[Entries with figure data]
################
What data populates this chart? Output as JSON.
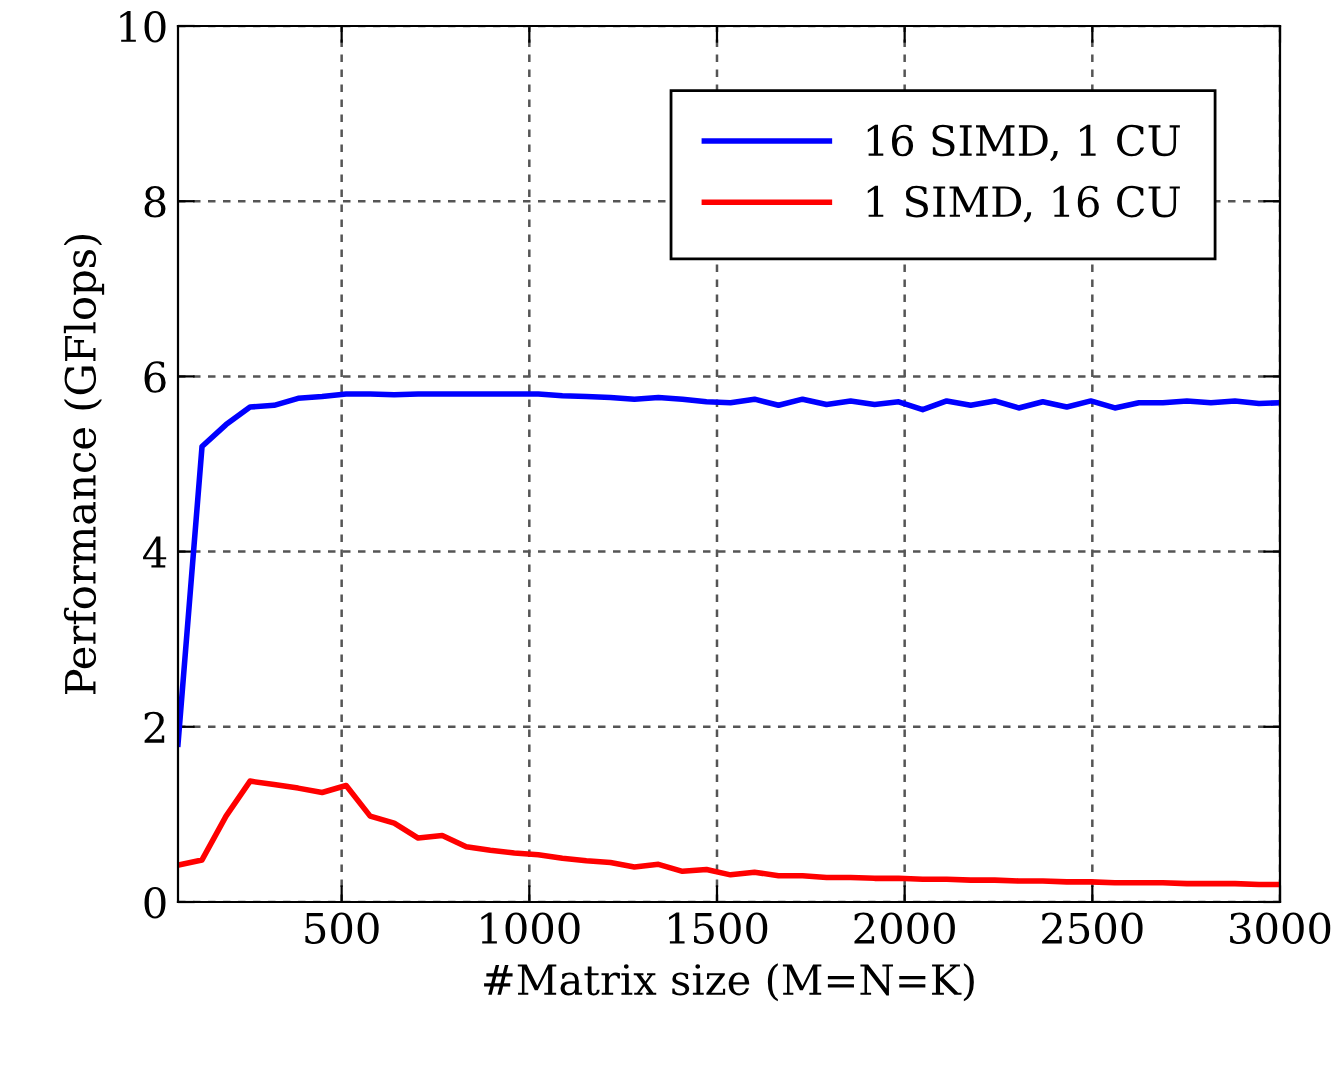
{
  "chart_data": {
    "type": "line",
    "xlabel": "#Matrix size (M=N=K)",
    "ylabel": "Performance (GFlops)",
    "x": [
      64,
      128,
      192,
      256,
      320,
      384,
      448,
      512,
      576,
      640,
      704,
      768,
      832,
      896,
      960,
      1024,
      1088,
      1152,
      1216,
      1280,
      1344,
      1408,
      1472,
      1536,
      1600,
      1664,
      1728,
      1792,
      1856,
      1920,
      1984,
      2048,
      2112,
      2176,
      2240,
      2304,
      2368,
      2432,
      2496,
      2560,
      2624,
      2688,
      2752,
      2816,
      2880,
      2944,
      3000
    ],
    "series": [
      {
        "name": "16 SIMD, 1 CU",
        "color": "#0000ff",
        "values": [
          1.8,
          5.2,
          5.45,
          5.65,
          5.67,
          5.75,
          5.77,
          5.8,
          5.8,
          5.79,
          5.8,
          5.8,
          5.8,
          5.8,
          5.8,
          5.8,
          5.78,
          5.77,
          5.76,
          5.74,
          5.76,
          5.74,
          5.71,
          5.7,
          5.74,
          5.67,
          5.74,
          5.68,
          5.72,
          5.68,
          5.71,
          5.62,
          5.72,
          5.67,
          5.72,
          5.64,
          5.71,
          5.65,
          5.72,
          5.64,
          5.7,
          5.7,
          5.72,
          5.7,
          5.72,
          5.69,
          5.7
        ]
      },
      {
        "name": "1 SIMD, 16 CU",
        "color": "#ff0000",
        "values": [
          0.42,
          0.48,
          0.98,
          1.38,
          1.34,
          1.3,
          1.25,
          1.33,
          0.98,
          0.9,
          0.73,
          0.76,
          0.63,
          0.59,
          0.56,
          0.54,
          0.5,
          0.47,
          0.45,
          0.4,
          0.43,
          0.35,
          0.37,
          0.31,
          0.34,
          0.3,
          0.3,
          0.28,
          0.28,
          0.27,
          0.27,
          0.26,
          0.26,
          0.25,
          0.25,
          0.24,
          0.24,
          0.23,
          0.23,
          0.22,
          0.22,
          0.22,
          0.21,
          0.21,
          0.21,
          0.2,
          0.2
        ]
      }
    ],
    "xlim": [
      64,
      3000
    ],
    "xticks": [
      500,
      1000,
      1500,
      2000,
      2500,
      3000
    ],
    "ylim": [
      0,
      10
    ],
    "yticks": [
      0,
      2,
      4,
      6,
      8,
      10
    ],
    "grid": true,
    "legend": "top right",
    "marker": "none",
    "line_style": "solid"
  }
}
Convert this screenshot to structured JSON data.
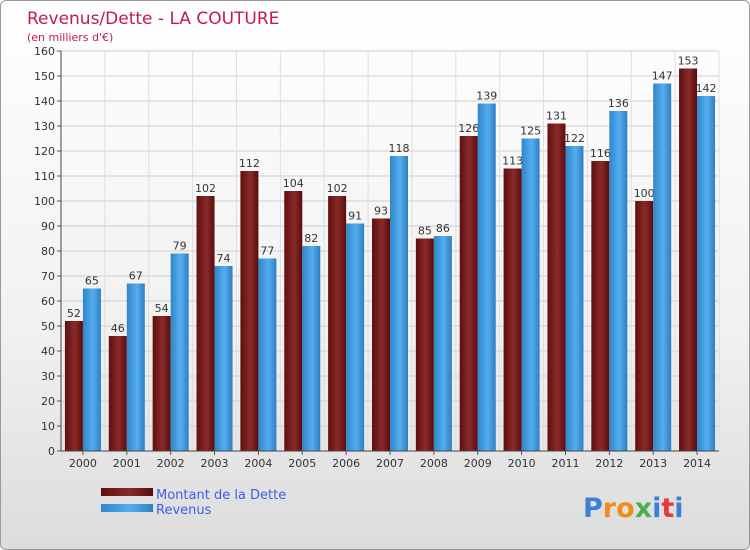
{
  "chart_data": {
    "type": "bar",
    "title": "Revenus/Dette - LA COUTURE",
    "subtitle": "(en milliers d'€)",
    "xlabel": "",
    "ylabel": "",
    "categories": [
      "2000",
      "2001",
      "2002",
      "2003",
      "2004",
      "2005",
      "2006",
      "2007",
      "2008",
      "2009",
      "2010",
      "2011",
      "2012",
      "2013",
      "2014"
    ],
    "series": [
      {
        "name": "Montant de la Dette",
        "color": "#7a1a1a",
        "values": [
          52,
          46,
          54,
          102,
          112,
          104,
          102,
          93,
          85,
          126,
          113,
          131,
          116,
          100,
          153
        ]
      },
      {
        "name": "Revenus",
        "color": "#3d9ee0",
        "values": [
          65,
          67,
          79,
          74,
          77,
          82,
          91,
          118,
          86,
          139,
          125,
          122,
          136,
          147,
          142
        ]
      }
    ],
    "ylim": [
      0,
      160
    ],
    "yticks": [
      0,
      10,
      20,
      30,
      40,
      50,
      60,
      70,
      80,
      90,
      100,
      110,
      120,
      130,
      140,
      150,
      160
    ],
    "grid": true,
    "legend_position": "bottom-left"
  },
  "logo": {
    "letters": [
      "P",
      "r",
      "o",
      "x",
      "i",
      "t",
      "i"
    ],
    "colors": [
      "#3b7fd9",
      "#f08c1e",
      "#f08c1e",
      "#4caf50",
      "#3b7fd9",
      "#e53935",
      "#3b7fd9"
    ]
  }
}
################
■ **Set problem**: Copy out the whole listing exactly, and don't carry over any pictures.

■ **Right answer**:
What data populates this chart? Output as JSON.
{
  "chart_data": {
    "type": "line",
    "xlabel": "#Matrix size (M=N=K)",
    "ylabel": "Performance (GFlops)",
    "x": [
      64,
      128,
      192,
      256,
      320,
      384,
      448,
      512,
      576,
      640,
      704,
      768,
      832,
      896,
      960,
      1024,
      1088,
      1152,
      1216,
      1280,
      1344,
      1408,
      1472,
      1536,
      1600,
      1664,
      1728,
      1792,
      1856,
      1920,
      1984,
      2048,
      2112,
      2176,
      2240,
      2304,
      2368,
      2432,
      2496,
      2560,
      2624,
      2688,
      2752,
      2816,
      2880,
      2944,
      3000
    ],
    "series": [
      {
        "name": "16 SIMD, 1 CU",
        "color": "#0000ff",
        "values": [
          1.8,
          5.2,
          5.45,
          5.65,
          5.67,
          5.75,
          5.77,
          5.8,
          5.8,
          5.79,
          5.8,
          5.8,
          5.8,
          5.8,
          5.8,
          5.8,
          5.78,
          5.77,
          5.76,
          5.74,
          5.76,
          5.74,
          5.71,
          5.7,
          5.74,
          5.67,
          5.74,
          5.68,
          5.72,
          5.68,
          5.71,
          5.62,
          5.72,
          5.67,
          5.72,
          5.64,
          5.71,
          5.65,
          5.72,
          5.64,
          5.7,
          5.7,
          5.72,
          5.7,
          5.72,
          5.69,
          5.7
        ]
      },
      {
        "name": "1 SIMD, 16 CU",
        "color": "#ff0000",
        "values": [
          0.42,
          0.48,
          0.98,
          1.38,
          1.34,
          1.3,
          1.25,
          1.33,
          0.98,
          0.9,
          0.73,
          0.76,
          0.63,
          0.59,
          0.56,
          0.54,
          0.5,
          0.47,
          0.45,
          0.4,
          0.43,
          0.35,
          0.37,
          0.31,
          0.34,
          0.3,
          0.3,
          0.28,
          0.28,
          0.27,
          0.27,
          0.26,
          0.26,
          0.25,
          0.25,
          0.24,
          0.24,
          0.23,
          0.23,
          0.22,
          0.22,
          0.22,
          0.21,
          0.21,
          0.21,
          0.2,
          0.2
        ]
      }
    ],
    "xlim": [
      64,
      3000
    ],
    "xticks": [
      500,
      1000,
      1500,
      2000,
      2500,
      3000
    ],
    "ylim": [
      0,
      10
    ],
    "yticks": [
      0,
      2,
      4,
      6,
      8,
      10
    ],
    "grid": true,
    "legend": "top right",
    "marker": "none",
    "line_style": "solid"
  }
}
Convert this screenshot to structured JSON data.
{
  "chart_data": {
    "type": "bar",
    "title": "Revenus/Dette - LA COUTURE",
    "subtitle": "(en milliers d'€)",
    "xlabel": "",
    "ylabel": "",
    "categories": [
      "2000",
      "2001",
      "2002",
      "2003",
      "2004",
      "2005",
      "2006",
      "2007",
      "2008",
      "2009",
      "2010",
      "2011",
      "2012",
      "2013",
      "2014"
    ],
    "series": [
      {
        "name": "Montant de la Dette",
        "color": "#7a1a1a",
        "values": [
          52,
          46,
          54,
          102,
          112,
          104,
          102,
          93,
          85,
          126,
          113,
          131,
          116,
          100,
          153
        ]
      },
      {
        "name": "Revenus",
        "color": "#3d9ee0",
        "values": [
          65,
          67,
          79,
          74,
          77,
          82,
          91,
          118,
          86,
          139,
          125,
          122,
          136,
          147,
          142
        ]
      }
    ],
    "ylim": [
      0,
      160
    ],
    "yticks": [
      0,
      10,
      20,
      30,
      40,
      50,
      60,
      70,
      80,
      90,
      100,
      110,
      120,
      130,
      140,
      150,
      160
    ],
    "grid": true,
    "legend_position": "bottom-left"
  },
  "logo": {
    "letters": [
      "P",
      "r",
      "o",
      "x",
      "i",
      "t",
      "i"
    ],
    "colors": [
      "#3b7fd9",
      "#f08c1e",
      "#f08c1e",
      "#4caf50",
      "#3b7fd9",
      "#e53935",
      "#3b7fd9"
    ]
  }
}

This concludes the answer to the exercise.